# Direction
Go over the entries below line by line, copying each one that contains the word "with".

# Available data

---------------

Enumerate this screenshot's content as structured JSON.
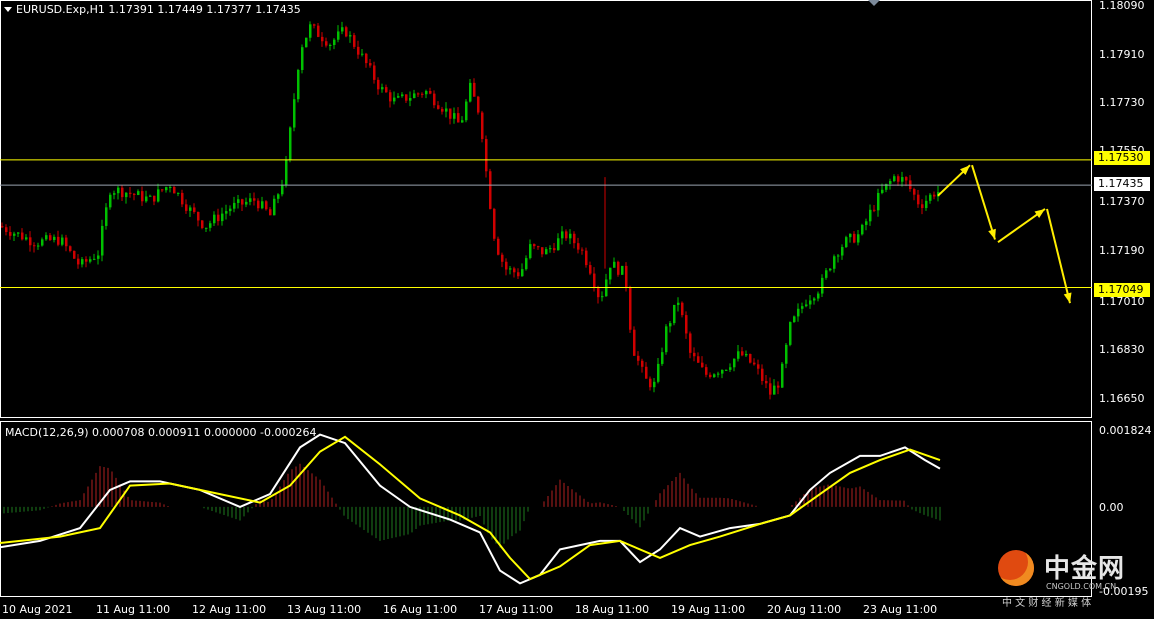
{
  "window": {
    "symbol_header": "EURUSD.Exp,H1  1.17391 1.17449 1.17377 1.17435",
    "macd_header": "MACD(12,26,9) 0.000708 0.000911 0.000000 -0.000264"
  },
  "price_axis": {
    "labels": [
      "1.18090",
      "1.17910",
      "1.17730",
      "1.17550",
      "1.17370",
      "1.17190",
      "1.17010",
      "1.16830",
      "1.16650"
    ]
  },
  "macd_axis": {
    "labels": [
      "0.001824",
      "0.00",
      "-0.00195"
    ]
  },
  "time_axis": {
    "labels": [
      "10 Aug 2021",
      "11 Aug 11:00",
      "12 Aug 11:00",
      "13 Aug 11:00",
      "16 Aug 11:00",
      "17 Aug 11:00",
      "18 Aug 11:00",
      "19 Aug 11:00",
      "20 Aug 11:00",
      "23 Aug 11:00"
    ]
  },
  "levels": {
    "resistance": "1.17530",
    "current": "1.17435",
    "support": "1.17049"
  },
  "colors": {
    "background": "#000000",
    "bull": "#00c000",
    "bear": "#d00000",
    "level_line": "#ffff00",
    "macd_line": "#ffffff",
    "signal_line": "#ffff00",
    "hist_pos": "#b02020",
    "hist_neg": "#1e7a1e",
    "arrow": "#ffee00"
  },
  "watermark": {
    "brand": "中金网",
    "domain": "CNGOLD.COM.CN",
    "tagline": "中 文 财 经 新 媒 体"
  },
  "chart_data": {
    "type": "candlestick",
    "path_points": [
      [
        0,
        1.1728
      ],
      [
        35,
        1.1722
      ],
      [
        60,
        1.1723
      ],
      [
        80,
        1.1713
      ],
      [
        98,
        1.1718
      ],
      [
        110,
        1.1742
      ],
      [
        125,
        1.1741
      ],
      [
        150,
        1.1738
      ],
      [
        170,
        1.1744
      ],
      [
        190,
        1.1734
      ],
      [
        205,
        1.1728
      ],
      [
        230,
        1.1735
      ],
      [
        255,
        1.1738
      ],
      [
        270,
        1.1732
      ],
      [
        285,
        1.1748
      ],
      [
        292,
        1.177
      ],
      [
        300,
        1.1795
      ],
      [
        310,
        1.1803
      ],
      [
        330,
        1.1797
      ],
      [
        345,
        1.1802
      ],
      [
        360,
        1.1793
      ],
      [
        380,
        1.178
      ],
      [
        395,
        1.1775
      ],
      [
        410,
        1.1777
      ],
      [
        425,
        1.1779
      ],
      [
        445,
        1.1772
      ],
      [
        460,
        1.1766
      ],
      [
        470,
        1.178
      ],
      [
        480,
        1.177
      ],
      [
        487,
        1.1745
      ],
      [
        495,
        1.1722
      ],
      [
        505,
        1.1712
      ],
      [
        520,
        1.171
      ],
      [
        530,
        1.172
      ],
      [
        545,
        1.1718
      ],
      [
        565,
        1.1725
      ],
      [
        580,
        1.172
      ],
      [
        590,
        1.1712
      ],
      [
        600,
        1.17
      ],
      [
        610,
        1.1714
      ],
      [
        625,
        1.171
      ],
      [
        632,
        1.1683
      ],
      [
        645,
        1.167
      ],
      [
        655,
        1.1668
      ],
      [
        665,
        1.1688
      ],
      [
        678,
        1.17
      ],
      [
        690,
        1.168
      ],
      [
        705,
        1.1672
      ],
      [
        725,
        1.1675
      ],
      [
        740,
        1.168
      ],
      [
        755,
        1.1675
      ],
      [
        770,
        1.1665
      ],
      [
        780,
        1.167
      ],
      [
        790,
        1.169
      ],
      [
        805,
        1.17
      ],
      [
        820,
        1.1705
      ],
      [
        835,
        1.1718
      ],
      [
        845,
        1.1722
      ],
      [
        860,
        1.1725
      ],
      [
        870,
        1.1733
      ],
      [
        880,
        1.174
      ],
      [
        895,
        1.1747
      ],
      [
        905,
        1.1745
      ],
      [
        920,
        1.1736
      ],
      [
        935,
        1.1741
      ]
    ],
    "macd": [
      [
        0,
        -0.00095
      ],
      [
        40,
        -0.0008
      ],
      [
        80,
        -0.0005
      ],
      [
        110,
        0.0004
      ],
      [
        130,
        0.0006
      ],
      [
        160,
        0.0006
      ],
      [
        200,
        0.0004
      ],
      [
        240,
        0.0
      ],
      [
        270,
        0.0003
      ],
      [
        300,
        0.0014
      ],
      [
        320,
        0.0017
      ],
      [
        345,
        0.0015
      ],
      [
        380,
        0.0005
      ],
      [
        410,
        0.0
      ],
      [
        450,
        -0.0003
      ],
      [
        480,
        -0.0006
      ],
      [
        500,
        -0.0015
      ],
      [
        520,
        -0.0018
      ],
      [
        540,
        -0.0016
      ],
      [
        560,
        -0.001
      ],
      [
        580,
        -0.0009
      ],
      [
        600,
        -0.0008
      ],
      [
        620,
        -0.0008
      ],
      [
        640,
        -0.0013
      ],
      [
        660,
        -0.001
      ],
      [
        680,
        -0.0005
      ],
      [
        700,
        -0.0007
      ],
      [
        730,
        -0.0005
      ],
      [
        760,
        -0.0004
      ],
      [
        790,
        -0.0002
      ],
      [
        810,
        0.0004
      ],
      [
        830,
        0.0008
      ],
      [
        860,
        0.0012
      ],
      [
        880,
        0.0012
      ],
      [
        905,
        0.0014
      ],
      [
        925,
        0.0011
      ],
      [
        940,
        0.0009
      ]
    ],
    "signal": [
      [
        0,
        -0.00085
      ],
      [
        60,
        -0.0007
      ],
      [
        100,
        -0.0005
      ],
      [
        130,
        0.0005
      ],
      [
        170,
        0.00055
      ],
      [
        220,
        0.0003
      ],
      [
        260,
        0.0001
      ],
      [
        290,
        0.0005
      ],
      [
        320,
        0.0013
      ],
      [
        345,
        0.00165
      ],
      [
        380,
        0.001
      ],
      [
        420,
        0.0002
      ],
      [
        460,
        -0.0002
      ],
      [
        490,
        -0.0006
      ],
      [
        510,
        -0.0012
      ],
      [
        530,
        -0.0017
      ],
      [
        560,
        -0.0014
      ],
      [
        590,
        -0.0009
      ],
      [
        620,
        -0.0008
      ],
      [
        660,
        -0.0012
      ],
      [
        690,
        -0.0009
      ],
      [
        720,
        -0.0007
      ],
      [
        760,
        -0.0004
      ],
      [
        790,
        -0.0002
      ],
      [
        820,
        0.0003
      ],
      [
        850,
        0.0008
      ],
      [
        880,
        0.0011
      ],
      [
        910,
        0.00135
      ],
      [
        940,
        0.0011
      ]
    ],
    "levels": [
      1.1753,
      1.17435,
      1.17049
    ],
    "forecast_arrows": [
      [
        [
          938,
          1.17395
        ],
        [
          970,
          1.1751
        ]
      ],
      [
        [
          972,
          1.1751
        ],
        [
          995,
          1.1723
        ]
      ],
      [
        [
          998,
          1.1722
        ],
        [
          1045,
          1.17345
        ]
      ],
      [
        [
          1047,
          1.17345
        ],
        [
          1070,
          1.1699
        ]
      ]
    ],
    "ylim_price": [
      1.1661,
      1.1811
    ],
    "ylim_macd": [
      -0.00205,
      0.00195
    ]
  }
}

---------------

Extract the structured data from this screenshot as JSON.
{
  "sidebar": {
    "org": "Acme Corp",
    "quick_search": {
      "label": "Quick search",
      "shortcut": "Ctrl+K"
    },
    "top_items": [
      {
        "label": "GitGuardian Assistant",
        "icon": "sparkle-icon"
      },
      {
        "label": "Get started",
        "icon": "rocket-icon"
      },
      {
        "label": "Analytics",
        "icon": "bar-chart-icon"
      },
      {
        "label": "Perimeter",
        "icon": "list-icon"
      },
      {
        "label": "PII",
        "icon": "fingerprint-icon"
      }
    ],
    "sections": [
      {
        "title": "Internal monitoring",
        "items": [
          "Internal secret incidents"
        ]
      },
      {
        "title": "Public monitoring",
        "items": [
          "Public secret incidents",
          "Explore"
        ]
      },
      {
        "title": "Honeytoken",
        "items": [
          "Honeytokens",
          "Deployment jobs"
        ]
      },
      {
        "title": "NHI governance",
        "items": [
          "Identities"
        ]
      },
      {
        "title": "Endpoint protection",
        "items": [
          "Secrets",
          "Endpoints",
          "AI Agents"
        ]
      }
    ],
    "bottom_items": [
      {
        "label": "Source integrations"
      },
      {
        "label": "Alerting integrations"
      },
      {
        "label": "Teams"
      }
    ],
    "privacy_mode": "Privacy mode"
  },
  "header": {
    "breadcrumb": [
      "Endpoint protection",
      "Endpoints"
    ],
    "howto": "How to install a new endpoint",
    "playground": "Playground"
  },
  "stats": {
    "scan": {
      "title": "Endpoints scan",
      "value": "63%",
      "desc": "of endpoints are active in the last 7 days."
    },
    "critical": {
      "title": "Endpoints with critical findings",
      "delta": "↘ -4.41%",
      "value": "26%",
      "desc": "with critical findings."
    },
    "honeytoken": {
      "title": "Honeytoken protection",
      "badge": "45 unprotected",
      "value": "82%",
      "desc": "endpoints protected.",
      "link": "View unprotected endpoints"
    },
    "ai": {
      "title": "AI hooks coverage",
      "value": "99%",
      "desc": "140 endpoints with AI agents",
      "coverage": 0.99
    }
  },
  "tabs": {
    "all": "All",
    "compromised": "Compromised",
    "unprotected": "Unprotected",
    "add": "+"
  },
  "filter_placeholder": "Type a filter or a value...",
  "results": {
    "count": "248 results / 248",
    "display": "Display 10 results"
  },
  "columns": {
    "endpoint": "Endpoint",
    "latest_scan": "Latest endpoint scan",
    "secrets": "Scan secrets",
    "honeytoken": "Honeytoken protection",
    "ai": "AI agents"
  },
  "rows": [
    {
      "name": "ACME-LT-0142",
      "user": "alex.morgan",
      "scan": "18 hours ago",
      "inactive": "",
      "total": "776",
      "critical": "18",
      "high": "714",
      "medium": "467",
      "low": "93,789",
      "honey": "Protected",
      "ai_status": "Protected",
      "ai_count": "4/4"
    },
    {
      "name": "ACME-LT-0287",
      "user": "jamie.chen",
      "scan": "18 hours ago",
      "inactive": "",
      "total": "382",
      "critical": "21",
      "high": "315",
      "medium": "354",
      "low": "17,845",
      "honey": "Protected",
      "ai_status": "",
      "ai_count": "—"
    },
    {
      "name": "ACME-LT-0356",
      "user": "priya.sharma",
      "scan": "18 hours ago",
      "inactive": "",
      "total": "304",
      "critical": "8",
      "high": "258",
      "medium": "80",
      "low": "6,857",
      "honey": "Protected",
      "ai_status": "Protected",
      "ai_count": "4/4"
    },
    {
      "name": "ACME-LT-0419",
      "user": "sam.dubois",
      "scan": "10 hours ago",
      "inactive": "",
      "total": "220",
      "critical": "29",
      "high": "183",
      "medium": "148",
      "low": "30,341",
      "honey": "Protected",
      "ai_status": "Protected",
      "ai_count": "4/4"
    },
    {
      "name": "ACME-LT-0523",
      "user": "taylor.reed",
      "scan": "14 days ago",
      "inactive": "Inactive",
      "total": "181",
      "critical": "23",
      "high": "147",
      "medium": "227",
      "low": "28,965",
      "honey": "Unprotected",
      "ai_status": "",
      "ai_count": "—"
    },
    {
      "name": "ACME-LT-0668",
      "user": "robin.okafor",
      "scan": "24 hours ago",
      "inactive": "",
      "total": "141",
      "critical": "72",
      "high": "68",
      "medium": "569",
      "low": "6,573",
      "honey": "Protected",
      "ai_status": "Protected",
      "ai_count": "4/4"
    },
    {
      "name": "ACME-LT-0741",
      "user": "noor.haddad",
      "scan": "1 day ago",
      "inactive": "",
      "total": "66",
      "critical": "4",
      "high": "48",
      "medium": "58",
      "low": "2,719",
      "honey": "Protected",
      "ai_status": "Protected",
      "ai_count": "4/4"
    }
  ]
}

---------------

# Response to this exercise
      "title": "Endpoints with critical findings",
      "desc": "with critical findings."
      "desc": "140 endpoints with AI agents",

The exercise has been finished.